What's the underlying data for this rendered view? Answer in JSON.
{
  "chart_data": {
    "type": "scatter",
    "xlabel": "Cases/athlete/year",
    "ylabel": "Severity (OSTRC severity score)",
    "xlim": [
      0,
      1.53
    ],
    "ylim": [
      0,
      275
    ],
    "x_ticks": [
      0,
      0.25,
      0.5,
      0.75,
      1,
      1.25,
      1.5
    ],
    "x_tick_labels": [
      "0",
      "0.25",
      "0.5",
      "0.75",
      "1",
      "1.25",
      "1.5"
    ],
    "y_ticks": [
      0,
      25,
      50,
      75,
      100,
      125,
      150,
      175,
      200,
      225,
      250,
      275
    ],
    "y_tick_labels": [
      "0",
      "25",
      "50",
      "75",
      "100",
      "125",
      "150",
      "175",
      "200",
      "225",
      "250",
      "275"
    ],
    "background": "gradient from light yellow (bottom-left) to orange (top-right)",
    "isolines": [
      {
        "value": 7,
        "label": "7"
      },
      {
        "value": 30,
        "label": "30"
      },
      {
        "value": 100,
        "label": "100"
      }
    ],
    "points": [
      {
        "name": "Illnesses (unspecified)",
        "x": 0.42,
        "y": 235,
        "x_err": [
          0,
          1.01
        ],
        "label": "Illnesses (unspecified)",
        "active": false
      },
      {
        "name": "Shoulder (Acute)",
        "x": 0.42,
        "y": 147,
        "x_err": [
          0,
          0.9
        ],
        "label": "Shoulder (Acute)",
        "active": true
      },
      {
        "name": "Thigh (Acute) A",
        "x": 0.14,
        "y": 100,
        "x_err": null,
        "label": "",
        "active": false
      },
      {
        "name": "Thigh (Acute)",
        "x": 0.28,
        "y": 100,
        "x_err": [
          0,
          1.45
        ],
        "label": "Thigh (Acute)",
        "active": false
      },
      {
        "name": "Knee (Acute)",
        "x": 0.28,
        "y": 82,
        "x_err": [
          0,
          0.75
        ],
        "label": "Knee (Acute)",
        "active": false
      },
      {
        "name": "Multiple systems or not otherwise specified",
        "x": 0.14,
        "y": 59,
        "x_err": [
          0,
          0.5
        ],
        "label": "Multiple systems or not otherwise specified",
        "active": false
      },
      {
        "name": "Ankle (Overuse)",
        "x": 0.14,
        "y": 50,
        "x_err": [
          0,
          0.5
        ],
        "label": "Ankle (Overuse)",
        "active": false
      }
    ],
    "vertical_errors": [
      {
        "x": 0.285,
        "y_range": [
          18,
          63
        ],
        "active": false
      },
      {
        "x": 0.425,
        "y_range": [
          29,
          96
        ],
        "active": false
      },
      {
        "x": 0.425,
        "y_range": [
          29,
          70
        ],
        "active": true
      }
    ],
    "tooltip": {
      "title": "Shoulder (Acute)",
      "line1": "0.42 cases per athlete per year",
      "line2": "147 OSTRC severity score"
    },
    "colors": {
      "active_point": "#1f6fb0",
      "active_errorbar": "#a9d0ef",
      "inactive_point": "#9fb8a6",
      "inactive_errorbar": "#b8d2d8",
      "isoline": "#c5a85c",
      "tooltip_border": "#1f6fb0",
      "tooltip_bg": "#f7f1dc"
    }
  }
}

*Short problem:*
Take every line from the records above that has the word "year" and copy it.

*The output:*
    "xlabel": "Cases/athlete/year",
      "line1": "0.42 cases per athlete per year",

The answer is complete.